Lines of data
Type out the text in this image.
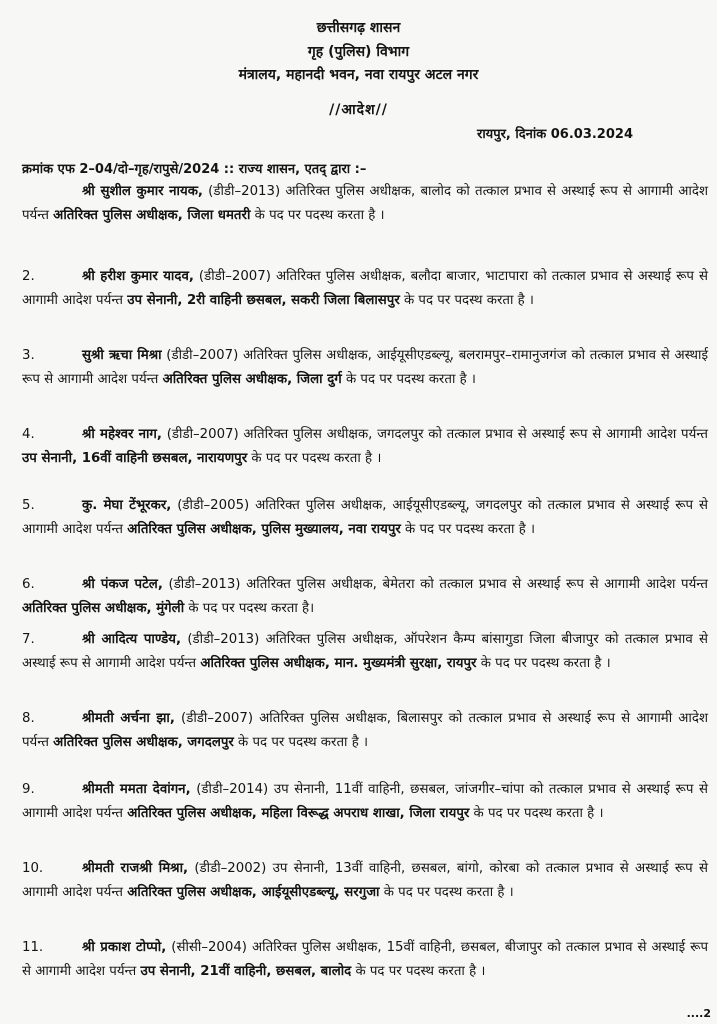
छत्तीसगढ़ शासन
गृह (पुलिस) विभाग
मंत्रालय, महानदी भवन, नवा रायपुर अटल नगर
//आदेश//
रायपुर, दिनांक 06.03.2024
क्रमांक एफ 2–04/दो–गृह/रापुसे/2024 :: राज्य शासन, एतद् द्वारा :–
श्री सुशील कुमार नायक, (डीडी–2013) अतिरिक्त पुलिस अधीक्षक, बालोद को तत्काल प्रभाव से अस्थाई रूप से आगामी आदेश पर्यन्त अतिरिक्त पुलिस अधीक्षक, जिला धमतरी के पद पर पदस्थ करता है ।
2.	श्री हरीश कुमार यादव, (डीडी–2007) अतिरिक्त पुलिस अधीक्षक, बलौदा बाजार, भाटापारा को तत्काल प्रभाव से अस्थाई रूप से आगामी आदेश पर्यन्त उप सेनानी, 2री वाहिनी छसबल, सकरी जिला बिलासपुर के पद पर पदस्थ करता है ।
3.	सुश्री ऋचा मिश्रा (डीडी–2007) अतिरिक्त पुलिस अधीक्षक, आईयूसीएडब्ल्यू, बलरामपुर–रामानुजगंज को तत्काल प्रभाव से अस्थाई रूप से आगामी आदेश पर्यन्त अतिरिक्त पुलिस अधीक्षक, जिला दुर्ग के पद पर पदस्थ करता है ।
4.	श्री महेश्वर नाग, (डीडी–2007) अतिरिक्त पुलिस अधीक्षक, जगदलपुर को तत्काल प्रभाव से अस्थाई रूप से आगामी आदेश पर्यन्त उप सेनानी, 16वीं वाहिनी छसबल, नारायणपुर के पद पर पदस्थ करता है ।
5.	कु. मेघा टेंभूरकर, (डीडी–2005) अतिरिक्त पुलिस अधीक्षक, आईयूसीएडब्ल्यू, जगदलपुर को तत्काल प्रभाव से अस्थाई रूप से आगामी आदेश पर्यन्त अतिरिक्त पुलिस अधीक्षक, पुलिस मुख्यालय, नवा रायपुर के पद पर पदस्थ करता है ।
6.	श्री पंकज पटेल, (डीडी–2013) अतिरिक्त पुलिस अधीक्षक, बेमेतरा को तत्काल प्रभाव से अस्थाई रूप से आगामी आदेश पर्यन्त अतिरिक्त पुलिस अधीक्षक, मुंगेली के पद पर पदस्थ करता है।
7.	श्री आदित्य पाण्डेय, (डीडी–2013) अतिरिक्त पुलिस अधीक्षक, ऑपरेशन कैम्प बांसागुडा जिला बीजापुर को तत्काल प्रभाव से अस्थाई रूप से आगामी आदेश पर्यन्त अतिरिक्त पुलिस अधीक्षक, मान. मुख्यमंत्री सुरक्षा, रायपुर के पद पर पदस्थ करता है ।
8.	श्रीमती अर्चना झा, (डीडी–2007) अतिरिक्त पुलिस अधीक्षक, बिलासपुर को तत्काल प्रभाव से अस्थाई रूप से आगामी आदेश पर्यन्त अतिरिक्त पुलिस अधीक्षक, जगदलपुर के पद पर पदस्थ करता है ।
9.	श्रीमती ममता देवांगन, (डीडी–2014) उप सेनानी, 11वीं वाहिनी, छसबल, जांजगीर–चांपा को तत्काल प्रभाव से अस्थाई रूप से आगामी आदेश पर्यन्त अतिरिक्त पुलिस अधीक्षक, महिला विरूद्ध अपराध शाखा, जिला रायपुर के पद पर पदस्थ करता है ।
10.	श्रीमती राजश्री मिश्रा, (डीडी–2002) उप सेनानी, 13वीं वाहिनी, छसबल, बांगो, कोरबा को तत्काल प्रभाव से अस्थाई रूप से आगामी आदेश पर्यन्त अतिरिक्त पुलिस अधीक्षक, आईयूसीएडब्ल्यू, सरगुजा के पद पर पदस्थ करता है ।
11.	श्री प्रकाश टोप्पो, (सीसी–2004) अतिरिक्त पुलिस अधीक्षक, 15वीं वाहिनी, छसबल, बीजापुर को तत्काल प्रभाव से अस्थाई रूप से आगामी आदेश पर्यन्त उप सेनानी, 21वीं वाहिनी, छसबल, बालोद के पद पर पदस्थ करता है ।
....2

→ EXERCISE GOAL:
Every record above must be given again exactly; drop the pictures.

→ WRITTEN RESPONSE:
Type out the text in this image.
छत्तीसगढ़ शासन
गृह (पुलिस) विभाग
मंत्रालय, महानदी भवन, नवा रायपुर अटल नगर
//आदेश//
रायपुर, दिनांक 06.03.2024
क्रमांक एफ 2–04/दो–गृह/रापुसे/2024 :: राज्य शासन, एतद् द्वारा :–
श्री सुशील कुमार नायक, (डीडी–2013) अतिरिक्त पुलिस अधीक्षक, बालोद को तत्काल प्रभाव से अस्थाई रूप से आगामी आदेश पर्यन्त अतिरिक्त पुलिस अधीक्षक, जिला धमतरी के पद पर पदस्थ करता है ।
2.	श्री हरीश कुमार यादव, (डीडी–2007) अतिरिक्त पुलिस अधीक्षक, बलौदा बाजार, भाटापारा को तत्काल प्रभाव से अस्थाई रूप से आगामी आदेश पर्यन्त उप सेनानी, 2री वाहिनी छसबल, सकरी जिला बिलासपुर के पद पर पदस्थ करता है ।
3.	सुश्री ऋचा मिश्रा (डीडी–2007) अतिरिक्त पुलिस अधीक्षक, आईयूसीएडब्ल्यू, बलरामपुर–रामानुजगंज को तत्काल प्रभाव से अस्थाई रूप से आगामी आदेश पर्यन्त अतिरिक्त पुलिस अधीक्षक, जिला दुर्ग के पद पर पदस्थ करता है ।
4.	श्री महेश्वर नाग, (डीडी–2007) अतिरिक्त पुलिस अधीक्षक, जगदलपुर को तत्काल प्रभाव से अस्थाई रूप से आगामी आदेश पर्यन्त उप सेनानी, 16वीं वाहिनी छसबल, नारायणपुर के पद पर पदस्थ करता है ।
5.	कु. मेघा टेंभूरकर, (डीडी–2005) अतिरिक्त पुलिस अधीक्षक, आईयूसीएडब्ल्यू, जगदलपुर को तत्काल प्रभाव से अस्थाई रूप से आगामी आदेश पर्यन्त अतिरिक्त पुलिस अधीक्षक, पुलिस मुख्यालय, नवा रायपुर के पद पर पदस्थ करता है ।
6.	श्री पंकज पटेल, (डीडी–2013) अतिरिक्त पुलिस अधीक्षक, बेमेतरा को तत्काल प्रभाव से अस्थाई रूप से आगामी आदेश पर्यन्त अतिरिक्त पुलिस अधीक्षक, मुंगेली के पद पर पदस्थ करता है।
7.	श्री आदित्य पाण्डेय, (डीडी–2013) अतिरिक्त पुलिस अधीक्षक, ऑपरेशन कैम्प बांसागुडा जिला बीजापुर को तत्काल प्रभाव से अस्थाई रूप से आगामी आदेश पर्यन्त अतिरिक्त पुलिस अधीक्षक, मान. मुख्यमंत्री सुरक्षा, रायपुर के पद पर पदस्थ करता है ।
8.	श्रीमती अर्चना झा, (डीडी–2007) अतिरिक्त पुलिस अधीक्षक, बिलासपुर को तत्काल प्रभाव से अस्थाई रूप से आगामी आदेश पर्यन्त अतिरिक्त पुलिस अधीक्षक, जगदलपुर के पद पर पदस्थ करता है ।
9.	श्रीमती ममता देवांगन, (डीडी–2014) उप सेनानी, 11वीं वाहिनी, छसबल, जांजगीर–चांपा को तत्काल प्रभाव से अस्थाई रूप से आगामी आदेश पर्यन्त अतिरिक्त पुलिस अधीक्षक, महिला विरूद्ध अपराध शाखा, जिला रायपुर के पद पर पदस्थ करता है ।
10.	श्रीमती राजश्री मिश्रा, (डीडी–2002) उप सेनानी, 13वीं वाहिनी, छसबल, बांगो, कोरबा को तत्काल प्रभाव से अस्थाई रूप से आगामी आदेश पर्यन्त अतिरिक्त पुलिस अधीक्षक, आईयूसीएडब्ल्यू, सरगुजा के पद पर पदस्थ करता है ।
11.	श्री प्रकाश टोप्पो, (सीसी–2004) अतिरिक्त पुलिस अधीक्षक, 15वीं वाहिनी, छसबल, बीजापुर को तत्काल प्रभाव से अस्थाई रूप से आगामी आदेश पर्यन्त उप सेनानी, 21वीं वाहिनी, छसबल, बालोद के पद पर पदस्थ करता है ।
....2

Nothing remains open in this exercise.